> [Source excerpt]:
## begin

# Shrink bands for 250 ml foamer bottles



## BeckyRB (Jan 3, 2015)

Hi there.  I recently ventured into liquid soap making.  Since KOH soap is naturally on the thinner side (without thickening agents) I decided to go with foamer bottles when I made a couple batches to give as Christmas gifts (wanted to be as close to 100% natural as possible). However, I failed to think ahead to the fact that these would be placed next to sinks (who'd have thought...soap by the sink. lol). So the labels I put on them have been reported to be less than perfect after a few uses. (I blame my lack of forethought on the stress of the holiday season.)

Anyway, I cannot seem to locate a company that sells shrink sleeves/bands to fit over a bottle.  I found several that sell bands that cover the caps and necks of bottles.  But that is not what I am in need of.

Since this is a hobby of mine right now, I do not want to pay a ton of money to have labels printed by a company.  I also cannot afford a color laser printer.  My goal is to take this to a wholesale level, and want to be able to customize the labels as needed.  Not to mention I have a couple friends that have asked me to make soaps for them to give as gifts.  It's a nice touch to be able to customize the label, so would want to retain the option to print just a couple and still have it protected from water at the sink.

I appreciate any guidance that might be available for you Pros out there. :smile:


----------



## shunt2011 (Jan 3, 2015)

Check out Wholesale Supplies Plus (WSP).  They carry a wide variety of shrink bands for different bottles, jars, tubes, etc.


----------



## BeckyRB (Jan 3, 2015)

## end

> [Task statement]:
Translate this sentence from the shrink band thread above into Spanish: "Anyway, I cannot seem to locate a company that sells shrink sleeves/bands to fit over a bottle."

> [Supplied material]:

## begin

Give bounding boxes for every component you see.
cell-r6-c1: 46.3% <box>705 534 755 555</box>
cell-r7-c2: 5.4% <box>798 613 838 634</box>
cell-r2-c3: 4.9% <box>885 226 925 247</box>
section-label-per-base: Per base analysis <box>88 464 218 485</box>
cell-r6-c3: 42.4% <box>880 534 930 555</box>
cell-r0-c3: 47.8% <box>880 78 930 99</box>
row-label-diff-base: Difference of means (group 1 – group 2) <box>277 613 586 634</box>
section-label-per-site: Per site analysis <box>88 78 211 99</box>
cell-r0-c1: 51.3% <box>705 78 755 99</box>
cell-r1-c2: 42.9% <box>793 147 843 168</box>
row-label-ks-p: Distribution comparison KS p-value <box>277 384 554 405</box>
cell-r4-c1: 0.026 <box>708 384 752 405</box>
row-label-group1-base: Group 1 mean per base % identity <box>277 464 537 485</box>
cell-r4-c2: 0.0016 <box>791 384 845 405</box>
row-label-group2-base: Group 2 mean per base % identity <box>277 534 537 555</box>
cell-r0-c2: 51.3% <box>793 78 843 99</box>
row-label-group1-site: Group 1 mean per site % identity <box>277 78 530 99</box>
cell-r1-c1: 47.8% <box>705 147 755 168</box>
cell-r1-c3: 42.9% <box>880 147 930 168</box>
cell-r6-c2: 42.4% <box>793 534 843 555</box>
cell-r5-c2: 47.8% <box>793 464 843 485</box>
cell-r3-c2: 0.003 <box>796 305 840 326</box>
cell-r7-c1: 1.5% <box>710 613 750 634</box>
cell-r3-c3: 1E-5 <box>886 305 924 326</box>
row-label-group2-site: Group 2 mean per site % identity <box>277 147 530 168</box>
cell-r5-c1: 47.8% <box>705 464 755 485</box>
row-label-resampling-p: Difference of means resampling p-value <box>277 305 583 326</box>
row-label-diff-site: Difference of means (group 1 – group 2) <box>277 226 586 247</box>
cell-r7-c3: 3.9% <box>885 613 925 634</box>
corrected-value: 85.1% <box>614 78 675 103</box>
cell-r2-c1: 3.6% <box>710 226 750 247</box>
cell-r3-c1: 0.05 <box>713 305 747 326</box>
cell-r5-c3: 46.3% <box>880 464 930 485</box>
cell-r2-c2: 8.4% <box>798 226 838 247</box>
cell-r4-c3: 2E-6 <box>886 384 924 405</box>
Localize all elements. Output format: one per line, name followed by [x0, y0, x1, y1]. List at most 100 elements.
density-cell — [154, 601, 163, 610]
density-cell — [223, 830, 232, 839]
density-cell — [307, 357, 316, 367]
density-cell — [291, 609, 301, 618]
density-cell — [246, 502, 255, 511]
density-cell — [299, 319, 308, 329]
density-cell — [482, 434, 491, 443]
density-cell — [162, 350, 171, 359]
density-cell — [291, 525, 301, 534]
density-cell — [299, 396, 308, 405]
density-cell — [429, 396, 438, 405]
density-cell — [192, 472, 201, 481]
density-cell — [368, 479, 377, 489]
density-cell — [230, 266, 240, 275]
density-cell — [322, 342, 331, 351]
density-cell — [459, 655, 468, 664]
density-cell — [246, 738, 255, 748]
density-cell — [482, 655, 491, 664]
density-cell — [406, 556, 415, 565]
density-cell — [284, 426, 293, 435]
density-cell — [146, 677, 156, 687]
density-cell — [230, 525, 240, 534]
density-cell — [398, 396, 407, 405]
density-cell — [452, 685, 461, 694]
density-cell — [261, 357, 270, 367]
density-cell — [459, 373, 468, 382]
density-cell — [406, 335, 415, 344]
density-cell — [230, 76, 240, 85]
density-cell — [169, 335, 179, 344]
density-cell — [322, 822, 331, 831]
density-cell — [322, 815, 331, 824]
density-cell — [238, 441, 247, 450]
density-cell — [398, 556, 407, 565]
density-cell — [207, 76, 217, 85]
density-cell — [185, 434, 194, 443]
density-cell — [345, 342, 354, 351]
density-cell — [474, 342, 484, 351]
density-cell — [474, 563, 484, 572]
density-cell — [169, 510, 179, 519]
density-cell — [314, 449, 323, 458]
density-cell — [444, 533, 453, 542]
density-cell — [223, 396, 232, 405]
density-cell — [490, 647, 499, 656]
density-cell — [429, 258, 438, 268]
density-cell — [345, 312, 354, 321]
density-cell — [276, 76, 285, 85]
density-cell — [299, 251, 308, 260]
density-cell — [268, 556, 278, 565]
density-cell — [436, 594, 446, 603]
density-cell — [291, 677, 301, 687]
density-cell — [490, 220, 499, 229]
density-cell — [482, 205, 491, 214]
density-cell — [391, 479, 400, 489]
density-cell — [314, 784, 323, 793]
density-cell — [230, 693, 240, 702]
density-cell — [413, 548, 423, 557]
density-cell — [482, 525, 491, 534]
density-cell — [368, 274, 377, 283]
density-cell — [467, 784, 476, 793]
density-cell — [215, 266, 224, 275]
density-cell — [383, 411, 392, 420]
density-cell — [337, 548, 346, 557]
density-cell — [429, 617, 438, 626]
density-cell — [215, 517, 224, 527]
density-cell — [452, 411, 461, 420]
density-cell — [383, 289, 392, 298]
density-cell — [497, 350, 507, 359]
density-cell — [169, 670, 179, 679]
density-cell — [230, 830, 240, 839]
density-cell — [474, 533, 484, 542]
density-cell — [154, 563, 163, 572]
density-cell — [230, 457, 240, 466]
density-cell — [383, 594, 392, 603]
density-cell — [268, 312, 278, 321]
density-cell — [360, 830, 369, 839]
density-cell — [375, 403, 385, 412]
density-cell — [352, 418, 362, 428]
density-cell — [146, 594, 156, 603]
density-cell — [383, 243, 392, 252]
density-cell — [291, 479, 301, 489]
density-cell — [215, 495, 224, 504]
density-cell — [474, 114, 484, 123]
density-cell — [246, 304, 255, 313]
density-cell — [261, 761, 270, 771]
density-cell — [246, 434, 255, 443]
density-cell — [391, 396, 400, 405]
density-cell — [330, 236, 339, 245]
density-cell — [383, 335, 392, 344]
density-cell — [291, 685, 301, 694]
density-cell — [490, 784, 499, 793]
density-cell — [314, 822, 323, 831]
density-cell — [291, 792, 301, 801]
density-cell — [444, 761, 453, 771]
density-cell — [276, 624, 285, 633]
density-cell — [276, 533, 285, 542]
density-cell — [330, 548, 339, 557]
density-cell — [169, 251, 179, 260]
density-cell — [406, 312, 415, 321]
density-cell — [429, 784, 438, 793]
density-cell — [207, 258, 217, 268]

## end

> [The result]:
De todos modos, no logro encontrar una empresa que venda mangas/bandas termoencogibles que se ajusten sobre una botella.